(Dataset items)

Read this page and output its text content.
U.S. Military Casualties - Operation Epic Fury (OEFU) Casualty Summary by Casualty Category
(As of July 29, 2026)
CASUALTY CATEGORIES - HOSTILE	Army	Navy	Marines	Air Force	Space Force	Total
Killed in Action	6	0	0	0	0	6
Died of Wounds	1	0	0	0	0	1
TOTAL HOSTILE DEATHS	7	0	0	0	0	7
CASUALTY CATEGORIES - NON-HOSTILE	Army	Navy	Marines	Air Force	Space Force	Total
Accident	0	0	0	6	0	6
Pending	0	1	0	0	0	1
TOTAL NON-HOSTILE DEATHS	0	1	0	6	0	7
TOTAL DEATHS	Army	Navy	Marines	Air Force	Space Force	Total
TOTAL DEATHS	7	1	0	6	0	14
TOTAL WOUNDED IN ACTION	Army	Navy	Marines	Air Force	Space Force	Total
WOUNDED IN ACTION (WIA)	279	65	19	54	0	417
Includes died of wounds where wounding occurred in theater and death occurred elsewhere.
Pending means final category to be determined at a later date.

## What you are asked to do
Go through the listing above and pull out each line containing the word "HOSTILE".

## Result for this exercise
CASUALTY CATEGORIES - HOSTILE	Army	Navy	Marines	Air Force	Space Force	Total
TOTAL HOSTILE DEATHS	7	0	0	0	0	7
CASUALTY CATEGORIES - NON-HOSTILE	Army	Navy	Marines	Air Force	Space Force	Total
TOTAL NON-HOSTILE DEATHS	0	1	0	6	0	7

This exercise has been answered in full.